● 所给文本:
────────────────────
题目要求：
Given two binary trees and imagine that when you put one of them to cover the other, some nodes of the two trees are overlapped while the others are not.

You need to merge them into a new binary tree. The merge rule is that if two nodes overlap, then sum node values up as the new value of the merged node. Otherwise, the NOT null node will be used as the node of new tree.

题目分析：
合并二棵树，其实就是遍历的问题，采用先序遍历，先访问根结点，然后访问左子结点，右子结点，采用递归的方式来实现，对于递归肯定是有结束的判断，对于结束的条件返回什么比较合算，需要在不同的题中，不同的分析。在本题中，结束返回的是处理完的那个节点，然后之前的结点的左子结点，右子结点就可以为其赋值，达到想要的结果。
python代码的实现：

# Definition for a binary tree node.
# class TreeNode(object):
#     def __init__(self, x):
#         self.val = x
#         self.left = None
#         self.right = None

class Solution(object):
    def mergeTrees(self, t1, t2):
        """
        :type t1: TreeNode
        :type t2: TreeNode
        :rtype: TreeNode
        """
        if t1 != None and t2 != None:
            t1.val = t1.val + t2.val
        if t1 == None and t2 != None:
            return t2
        if t1 != None and t2 == None:
            return t1
        if t1 == None and t2 == None:
            return t1
        t1_l = t1.left
        t2_l = t2.left
        node = self.mergeTrees(t1_l, t2_l)
────────────────────
● 任务要求 A: 所给文本在题目分析中提到，本题递归结束时返回的是处理完的那个节点。请用一到三句话说明这样做的作用。
● 任务要求 B: 请从记录的第一行开始，一直抄到含有“inset-detail xyxy=(296,60,1132,554)”的那一行，两端的行都要包括，各行保持原样。

元素框标注
────────────────────
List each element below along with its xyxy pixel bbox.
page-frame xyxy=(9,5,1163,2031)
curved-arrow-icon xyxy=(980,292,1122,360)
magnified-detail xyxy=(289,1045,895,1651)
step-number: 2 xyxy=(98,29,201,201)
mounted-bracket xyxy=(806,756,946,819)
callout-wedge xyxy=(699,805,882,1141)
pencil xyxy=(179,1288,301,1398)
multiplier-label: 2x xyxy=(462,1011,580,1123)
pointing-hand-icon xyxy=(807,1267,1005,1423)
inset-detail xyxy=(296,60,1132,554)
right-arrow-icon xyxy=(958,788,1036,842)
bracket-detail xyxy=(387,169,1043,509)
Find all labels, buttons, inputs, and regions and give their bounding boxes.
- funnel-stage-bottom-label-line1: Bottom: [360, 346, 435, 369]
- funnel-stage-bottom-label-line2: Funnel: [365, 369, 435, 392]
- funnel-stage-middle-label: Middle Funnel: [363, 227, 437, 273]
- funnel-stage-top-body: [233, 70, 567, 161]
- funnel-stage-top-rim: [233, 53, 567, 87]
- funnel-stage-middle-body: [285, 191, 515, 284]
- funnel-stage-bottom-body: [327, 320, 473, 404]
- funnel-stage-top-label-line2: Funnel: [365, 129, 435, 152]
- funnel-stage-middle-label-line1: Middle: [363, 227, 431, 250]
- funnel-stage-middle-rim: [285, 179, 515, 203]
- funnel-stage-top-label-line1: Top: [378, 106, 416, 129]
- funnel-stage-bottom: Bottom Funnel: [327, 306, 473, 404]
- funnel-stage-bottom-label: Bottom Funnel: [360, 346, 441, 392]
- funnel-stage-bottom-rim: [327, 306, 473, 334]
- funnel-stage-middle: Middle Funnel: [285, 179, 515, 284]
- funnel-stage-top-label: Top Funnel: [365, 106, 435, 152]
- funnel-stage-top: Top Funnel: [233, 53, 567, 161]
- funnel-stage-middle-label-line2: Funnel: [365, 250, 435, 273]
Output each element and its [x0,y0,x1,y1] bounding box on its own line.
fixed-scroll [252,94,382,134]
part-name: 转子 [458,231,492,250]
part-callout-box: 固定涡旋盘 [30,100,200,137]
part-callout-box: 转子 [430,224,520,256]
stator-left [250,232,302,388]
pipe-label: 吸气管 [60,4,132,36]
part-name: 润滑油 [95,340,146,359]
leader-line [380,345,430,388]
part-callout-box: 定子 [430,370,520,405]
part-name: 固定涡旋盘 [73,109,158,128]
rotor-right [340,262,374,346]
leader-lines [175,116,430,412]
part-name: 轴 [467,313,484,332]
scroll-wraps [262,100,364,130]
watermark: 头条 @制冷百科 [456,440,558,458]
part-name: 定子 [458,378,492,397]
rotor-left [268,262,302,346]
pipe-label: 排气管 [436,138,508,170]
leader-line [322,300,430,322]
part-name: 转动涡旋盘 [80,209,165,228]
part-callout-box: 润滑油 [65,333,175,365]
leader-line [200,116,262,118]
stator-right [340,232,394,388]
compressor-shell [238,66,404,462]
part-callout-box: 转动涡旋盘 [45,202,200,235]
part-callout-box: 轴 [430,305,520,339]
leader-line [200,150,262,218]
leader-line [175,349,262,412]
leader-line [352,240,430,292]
────────────────────
● 完成答案 A: 递归结束时返回处理完的节点，之前那个结点就可以把返回结果赋给自己的左子结点或右子结点。这样就能得到想要的合并结果。

● 完成答案 B:
List each element below along with its xyxy pixel bbox.
page-frame xyxy=(9,5,1163,2031)
curved-arrow-icon xyxy=(980,292,1122,360)
magnified-detail xyxy=(289,1045,895,1651)
step-number: 2 xyxy=(98,29,201,201)
mounted-bracket xyxy=(806,756,946,819)
callout-wedge xyxy=(699,805,882,1141)
pencil xyxy=(179,1288,301,1398)
multiplier-label: 2x xyxy=(462,1011,580,1123)
pointing-hand-icon xyxy=(807,1267,1005,1423)
inset-detail xyxy=(296,60,1132,554)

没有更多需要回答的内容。